===== ROWS

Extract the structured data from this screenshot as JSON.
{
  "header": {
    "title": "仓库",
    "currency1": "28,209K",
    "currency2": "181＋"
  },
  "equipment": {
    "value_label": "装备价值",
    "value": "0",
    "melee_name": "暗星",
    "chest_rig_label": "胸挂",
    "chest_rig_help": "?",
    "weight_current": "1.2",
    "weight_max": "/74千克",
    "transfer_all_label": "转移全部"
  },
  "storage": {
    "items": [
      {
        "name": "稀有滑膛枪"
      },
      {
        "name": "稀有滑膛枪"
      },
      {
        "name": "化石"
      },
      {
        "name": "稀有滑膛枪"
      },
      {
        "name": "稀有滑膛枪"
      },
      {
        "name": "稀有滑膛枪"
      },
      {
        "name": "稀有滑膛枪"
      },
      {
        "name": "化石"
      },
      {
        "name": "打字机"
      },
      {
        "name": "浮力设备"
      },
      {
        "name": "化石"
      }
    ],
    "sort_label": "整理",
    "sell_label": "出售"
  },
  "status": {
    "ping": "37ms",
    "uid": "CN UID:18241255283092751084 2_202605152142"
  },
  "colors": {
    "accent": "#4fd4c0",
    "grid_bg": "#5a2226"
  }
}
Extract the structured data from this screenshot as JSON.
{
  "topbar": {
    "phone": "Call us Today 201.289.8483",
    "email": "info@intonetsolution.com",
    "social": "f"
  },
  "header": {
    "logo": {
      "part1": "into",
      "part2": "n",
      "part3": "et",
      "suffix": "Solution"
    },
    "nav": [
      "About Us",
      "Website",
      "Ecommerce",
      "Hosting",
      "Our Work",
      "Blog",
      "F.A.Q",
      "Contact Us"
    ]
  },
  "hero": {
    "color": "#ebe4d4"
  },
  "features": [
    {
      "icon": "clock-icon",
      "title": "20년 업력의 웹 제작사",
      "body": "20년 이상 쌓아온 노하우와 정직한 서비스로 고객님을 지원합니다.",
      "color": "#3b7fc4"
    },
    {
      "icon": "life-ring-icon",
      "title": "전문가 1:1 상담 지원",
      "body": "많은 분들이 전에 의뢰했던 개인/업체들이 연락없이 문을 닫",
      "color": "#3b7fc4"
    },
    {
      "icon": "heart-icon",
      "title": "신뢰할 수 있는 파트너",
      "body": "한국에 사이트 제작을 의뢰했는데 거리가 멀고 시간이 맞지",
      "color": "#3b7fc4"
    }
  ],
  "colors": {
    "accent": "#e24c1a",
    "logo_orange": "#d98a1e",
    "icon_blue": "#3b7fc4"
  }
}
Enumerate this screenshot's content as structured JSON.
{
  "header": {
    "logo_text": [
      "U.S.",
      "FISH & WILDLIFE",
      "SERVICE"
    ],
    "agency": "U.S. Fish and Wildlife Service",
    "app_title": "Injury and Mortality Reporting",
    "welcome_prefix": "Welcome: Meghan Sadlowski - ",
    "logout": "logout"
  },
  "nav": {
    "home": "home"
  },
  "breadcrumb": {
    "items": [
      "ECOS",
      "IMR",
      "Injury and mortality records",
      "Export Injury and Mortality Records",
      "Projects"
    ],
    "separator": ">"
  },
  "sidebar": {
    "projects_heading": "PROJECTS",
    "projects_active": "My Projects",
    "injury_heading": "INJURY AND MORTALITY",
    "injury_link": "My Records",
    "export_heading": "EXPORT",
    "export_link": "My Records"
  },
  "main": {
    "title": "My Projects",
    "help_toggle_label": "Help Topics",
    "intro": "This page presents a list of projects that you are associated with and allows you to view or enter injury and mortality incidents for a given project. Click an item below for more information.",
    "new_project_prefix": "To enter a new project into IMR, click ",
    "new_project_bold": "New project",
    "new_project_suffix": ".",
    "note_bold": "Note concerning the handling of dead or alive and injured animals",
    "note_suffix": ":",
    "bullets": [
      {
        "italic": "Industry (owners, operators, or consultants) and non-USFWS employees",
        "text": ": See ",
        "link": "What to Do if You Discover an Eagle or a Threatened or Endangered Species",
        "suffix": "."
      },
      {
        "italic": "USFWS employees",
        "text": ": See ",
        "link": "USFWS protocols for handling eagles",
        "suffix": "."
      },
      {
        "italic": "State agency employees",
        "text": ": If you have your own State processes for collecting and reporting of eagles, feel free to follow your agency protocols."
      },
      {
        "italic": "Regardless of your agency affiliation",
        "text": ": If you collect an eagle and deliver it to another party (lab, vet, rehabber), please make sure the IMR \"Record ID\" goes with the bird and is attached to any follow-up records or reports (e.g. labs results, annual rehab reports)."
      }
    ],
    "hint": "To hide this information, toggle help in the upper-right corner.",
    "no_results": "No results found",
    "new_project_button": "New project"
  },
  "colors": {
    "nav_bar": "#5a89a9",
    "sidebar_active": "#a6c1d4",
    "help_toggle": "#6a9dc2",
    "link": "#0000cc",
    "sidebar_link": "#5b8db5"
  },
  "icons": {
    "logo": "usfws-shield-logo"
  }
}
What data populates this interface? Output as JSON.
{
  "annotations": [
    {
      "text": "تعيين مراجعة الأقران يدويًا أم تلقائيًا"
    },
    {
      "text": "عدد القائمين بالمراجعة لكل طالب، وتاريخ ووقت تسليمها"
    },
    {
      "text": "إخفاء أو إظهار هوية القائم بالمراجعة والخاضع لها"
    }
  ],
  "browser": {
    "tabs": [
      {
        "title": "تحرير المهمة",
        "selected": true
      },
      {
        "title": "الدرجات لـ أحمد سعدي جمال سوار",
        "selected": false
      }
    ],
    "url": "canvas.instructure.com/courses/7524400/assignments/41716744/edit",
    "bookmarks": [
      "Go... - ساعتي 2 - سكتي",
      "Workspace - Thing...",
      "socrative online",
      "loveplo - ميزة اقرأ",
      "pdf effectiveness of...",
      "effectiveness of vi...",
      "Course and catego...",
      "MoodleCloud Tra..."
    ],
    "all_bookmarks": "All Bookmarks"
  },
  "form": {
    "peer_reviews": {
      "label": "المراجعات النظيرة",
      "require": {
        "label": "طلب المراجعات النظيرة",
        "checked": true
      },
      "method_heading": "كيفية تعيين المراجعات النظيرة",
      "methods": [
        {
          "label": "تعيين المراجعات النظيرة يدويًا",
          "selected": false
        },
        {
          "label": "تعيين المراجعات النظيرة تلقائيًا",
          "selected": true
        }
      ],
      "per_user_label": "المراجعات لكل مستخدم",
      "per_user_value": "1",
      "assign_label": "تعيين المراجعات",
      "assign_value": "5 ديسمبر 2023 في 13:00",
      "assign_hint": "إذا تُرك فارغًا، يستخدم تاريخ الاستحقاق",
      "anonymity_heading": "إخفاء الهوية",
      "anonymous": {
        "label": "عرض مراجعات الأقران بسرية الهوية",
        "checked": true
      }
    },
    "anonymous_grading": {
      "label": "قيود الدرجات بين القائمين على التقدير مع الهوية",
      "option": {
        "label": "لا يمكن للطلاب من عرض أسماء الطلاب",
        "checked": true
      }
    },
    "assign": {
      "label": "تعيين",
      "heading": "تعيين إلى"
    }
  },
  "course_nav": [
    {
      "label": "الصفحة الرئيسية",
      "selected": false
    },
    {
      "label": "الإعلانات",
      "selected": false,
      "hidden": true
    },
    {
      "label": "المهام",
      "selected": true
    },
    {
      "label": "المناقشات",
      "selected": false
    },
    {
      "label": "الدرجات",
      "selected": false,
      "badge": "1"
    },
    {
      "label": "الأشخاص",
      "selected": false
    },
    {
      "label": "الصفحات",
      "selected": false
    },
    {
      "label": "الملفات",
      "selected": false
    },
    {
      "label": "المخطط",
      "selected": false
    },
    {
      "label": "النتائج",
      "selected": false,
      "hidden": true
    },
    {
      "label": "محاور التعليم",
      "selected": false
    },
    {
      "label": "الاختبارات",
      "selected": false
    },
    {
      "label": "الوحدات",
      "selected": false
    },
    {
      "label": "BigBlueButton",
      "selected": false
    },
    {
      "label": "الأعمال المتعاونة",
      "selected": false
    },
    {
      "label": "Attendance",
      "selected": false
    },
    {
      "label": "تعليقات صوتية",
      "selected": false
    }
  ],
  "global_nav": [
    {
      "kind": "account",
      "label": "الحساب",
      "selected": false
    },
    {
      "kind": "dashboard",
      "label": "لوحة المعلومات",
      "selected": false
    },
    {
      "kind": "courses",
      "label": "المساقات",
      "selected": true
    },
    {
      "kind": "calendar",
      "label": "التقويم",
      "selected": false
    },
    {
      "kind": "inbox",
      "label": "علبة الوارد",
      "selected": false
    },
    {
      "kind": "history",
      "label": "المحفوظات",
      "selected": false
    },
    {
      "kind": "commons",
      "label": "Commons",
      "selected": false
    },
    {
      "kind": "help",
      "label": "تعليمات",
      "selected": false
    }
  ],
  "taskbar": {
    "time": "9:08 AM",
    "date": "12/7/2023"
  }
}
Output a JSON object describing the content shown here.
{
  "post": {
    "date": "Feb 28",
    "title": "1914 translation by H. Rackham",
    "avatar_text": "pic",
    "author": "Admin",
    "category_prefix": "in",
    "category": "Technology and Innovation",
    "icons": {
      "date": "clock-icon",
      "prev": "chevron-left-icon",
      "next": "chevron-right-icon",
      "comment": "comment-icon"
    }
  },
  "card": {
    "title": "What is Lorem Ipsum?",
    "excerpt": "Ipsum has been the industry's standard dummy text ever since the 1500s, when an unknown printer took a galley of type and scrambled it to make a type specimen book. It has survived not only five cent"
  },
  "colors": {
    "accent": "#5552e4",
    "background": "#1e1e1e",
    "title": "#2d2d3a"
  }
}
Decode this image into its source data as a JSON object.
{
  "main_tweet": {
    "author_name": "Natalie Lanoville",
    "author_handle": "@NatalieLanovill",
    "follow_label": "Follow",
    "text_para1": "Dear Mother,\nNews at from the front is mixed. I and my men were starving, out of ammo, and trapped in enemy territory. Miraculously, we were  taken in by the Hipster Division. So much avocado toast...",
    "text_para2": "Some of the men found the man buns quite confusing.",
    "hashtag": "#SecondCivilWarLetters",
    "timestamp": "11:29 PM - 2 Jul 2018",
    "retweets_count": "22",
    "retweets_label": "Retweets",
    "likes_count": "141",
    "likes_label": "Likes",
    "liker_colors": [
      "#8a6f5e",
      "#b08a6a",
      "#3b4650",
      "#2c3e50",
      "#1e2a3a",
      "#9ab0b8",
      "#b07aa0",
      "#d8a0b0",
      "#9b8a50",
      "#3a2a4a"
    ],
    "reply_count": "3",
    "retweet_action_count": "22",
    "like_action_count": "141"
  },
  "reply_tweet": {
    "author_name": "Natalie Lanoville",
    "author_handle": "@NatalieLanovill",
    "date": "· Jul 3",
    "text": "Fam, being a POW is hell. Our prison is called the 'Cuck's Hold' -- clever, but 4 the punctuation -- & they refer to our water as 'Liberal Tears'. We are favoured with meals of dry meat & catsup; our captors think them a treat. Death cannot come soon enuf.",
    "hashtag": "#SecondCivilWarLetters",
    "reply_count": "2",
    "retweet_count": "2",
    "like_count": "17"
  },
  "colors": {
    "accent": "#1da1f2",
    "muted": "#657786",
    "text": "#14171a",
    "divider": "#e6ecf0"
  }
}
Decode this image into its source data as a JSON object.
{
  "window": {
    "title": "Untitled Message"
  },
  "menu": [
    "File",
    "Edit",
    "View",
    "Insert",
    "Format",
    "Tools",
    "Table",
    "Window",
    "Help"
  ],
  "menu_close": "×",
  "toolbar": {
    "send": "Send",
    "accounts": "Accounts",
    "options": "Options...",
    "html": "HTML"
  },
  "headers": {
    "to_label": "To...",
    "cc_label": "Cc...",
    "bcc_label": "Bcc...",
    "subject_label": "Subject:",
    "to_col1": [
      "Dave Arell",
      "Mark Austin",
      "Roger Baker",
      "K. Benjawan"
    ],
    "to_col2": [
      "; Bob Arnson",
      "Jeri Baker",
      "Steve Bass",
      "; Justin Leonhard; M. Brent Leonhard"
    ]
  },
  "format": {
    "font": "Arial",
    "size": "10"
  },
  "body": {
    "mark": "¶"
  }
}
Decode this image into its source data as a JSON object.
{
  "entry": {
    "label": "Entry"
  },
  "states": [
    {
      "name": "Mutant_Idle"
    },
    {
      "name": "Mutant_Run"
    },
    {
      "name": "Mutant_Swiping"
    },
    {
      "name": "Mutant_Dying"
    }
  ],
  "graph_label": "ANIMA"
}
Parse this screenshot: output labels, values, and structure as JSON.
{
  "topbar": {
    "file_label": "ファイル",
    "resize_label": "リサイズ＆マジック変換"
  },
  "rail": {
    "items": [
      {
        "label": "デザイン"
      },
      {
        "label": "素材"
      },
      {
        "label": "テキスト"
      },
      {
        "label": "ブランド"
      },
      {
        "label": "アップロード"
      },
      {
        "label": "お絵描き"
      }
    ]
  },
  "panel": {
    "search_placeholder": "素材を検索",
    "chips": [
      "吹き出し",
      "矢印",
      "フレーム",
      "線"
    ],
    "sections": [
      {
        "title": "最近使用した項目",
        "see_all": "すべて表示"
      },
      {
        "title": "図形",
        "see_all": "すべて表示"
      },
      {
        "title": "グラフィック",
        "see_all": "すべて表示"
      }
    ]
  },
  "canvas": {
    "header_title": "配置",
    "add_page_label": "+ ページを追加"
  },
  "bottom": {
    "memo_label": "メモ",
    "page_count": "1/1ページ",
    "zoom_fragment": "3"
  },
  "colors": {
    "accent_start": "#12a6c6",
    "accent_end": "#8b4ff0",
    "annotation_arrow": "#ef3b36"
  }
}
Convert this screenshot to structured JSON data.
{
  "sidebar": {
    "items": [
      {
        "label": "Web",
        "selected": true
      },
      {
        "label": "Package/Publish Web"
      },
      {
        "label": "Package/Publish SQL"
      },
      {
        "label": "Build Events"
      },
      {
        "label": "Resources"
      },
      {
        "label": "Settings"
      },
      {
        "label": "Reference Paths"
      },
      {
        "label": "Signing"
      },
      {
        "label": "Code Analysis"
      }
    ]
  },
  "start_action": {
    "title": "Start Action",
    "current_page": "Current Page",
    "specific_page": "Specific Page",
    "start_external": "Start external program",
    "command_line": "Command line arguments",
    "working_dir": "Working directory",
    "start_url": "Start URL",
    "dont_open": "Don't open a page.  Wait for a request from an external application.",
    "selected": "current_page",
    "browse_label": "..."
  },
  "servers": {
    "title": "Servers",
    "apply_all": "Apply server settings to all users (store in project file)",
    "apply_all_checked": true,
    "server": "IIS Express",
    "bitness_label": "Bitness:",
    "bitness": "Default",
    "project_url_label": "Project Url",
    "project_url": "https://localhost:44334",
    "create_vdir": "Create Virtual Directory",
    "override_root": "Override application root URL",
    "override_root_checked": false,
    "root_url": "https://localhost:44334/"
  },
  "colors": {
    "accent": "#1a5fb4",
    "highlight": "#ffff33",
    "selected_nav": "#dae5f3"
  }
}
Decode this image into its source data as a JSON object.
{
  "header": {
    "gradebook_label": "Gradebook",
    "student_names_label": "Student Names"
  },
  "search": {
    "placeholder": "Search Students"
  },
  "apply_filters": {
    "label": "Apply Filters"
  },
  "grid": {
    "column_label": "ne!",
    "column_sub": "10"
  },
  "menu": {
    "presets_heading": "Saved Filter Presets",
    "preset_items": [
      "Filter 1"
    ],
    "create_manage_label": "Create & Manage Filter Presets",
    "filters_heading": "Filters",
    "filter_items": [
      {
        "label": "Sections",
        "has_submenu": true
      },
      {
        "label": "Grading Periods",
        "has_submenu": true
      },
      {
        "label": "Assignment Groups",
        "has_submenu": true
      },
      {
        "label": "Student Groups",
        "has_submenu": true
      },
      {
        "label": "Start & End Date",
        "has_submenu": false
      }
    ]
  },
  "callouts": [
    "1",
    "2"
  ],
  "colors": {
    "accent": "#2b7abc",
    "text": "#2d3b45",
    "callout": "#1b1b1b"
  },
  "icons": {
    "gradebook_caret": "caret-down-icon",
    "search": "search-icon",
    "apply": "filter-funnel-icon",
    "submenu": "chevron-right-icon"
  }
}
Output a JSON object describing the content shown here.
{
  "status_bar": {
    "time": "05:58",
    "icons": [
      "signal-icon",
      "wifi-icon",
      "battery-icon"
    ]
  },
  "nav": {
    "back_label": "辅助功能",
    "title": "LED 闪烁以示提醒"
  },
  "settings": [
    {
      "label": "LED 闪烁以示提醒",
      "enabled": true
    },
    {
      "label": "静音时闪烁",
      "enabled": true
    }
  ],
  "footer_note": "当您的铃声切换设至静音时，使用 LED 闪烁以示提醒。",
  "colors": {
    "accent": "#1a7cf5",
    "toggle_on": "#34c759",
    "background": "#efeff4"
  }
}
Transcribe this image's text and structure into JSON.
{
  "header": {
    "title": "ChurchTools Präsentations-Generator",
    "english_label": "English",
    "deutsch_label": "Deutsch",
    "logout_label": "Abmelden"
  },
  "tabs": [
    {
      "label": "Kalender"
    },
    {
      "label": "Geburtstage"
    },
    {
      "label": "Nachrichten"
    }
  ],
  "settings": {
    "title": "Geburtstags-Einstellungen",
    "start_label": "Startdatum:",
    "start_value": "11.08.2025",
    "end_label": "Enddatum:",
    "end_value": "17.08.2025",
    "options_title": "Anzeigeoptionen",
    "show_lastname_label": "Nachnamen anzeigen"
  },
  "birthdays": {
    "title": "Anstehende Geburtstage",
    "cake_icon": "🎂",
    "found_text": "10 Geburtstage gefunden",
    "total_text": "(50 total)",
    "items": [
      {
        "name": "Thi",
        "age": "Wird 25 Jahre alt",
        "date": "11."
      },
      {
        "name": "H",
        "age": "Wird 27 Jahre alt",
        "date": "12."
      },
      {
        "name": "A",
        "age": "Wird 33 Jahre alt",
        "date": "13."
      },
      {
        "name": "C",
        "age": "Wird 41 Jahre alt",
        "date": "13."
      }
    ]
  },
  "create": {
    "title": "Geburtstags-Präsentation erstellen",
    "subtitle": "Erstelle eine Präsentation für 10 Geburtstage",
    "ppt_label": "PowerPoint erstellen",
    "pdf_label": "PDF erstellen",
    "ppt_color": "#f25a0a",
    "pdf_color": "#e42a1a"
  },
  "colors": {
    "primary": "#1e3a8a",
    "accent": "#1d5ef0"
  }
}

==========

→ SET PROBLEM
A number is the only answer here: how many lines of the material above contain "النظيرة"?

→ PROBLEM SOLUTION
5